▶
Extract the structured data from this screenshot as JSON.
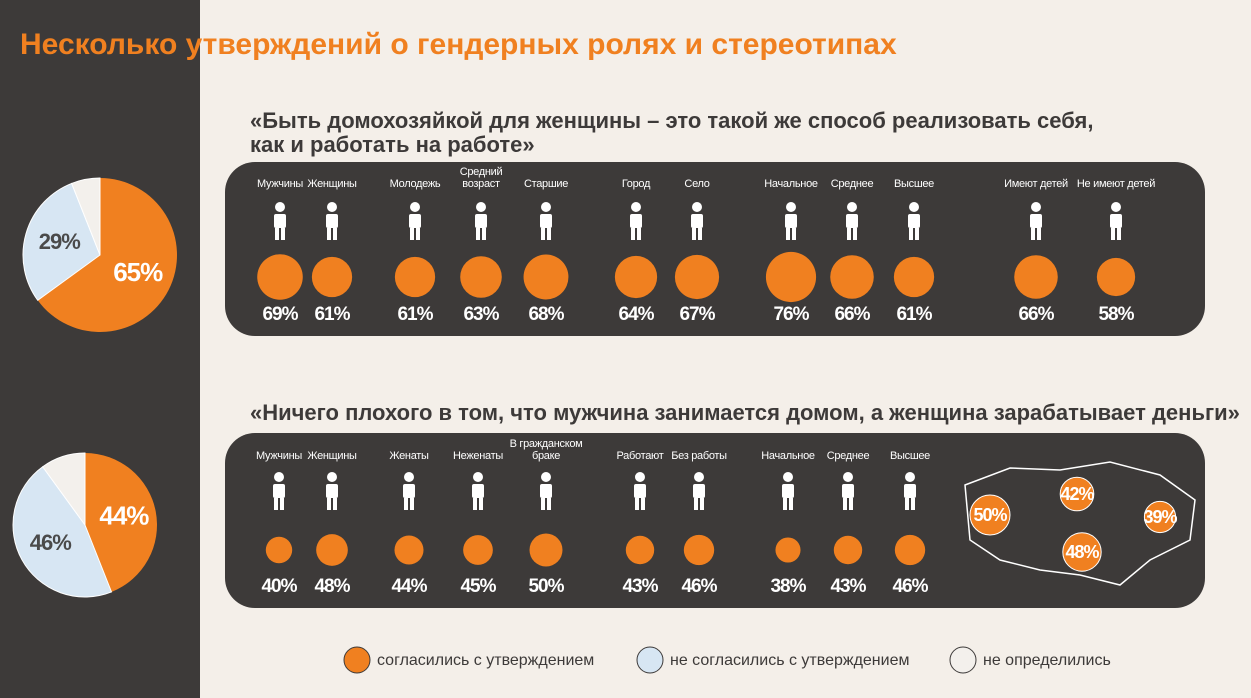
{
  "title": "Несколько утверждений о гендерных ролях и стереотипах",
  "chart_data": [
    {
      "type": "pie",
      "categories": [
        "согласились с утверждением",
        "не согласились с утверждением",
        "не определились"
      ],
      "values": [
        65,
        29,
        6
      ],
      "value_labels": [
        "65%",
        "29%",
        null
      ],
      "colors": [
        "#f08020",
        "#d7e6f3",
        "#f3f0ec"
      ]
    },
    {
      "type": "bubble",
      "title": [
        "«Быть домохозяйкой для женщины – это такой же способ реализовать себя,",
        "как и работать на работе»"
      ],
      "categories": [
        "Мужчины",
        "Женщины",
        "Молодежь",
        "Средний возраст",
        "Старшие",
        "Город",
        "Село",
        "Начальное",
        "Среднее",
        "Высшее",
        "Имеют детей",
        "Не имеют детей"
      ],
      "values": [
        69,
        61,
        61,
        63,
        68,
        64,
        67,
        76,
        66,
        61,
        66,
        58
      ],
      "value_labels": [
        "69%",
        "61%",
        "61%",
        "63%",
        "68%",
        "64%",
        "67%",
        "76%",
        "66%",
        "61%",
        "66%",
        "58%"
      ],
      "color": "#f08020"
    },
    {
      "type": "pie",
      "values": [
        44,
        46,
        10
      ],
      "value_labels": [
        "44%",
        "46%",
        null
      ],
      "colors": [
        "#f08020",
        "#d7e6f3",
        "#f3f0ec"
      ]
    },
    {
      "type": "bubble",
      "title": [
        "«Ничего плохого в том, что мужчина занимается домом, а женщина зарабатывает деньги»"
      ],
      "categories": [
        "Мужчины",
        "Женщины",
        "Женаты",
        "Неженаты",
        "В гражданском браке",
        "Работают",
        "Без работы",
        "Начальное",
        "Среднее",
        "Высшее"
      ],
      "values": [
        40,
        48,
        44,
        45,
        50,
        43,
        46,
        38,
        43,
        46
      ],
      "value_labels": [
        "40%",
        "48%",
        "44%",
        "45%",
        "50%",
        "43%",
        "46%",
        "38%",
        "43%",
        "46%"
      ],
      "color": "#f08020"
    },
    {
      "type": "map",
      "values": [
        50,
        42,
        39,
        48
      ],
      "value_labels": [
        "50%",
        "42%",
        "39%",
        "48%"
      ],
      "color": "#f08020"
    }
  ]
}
◀
Copy each line of the listing that includes "согласились".

        "согласились с утверждением",
        "не согласились с утверждением",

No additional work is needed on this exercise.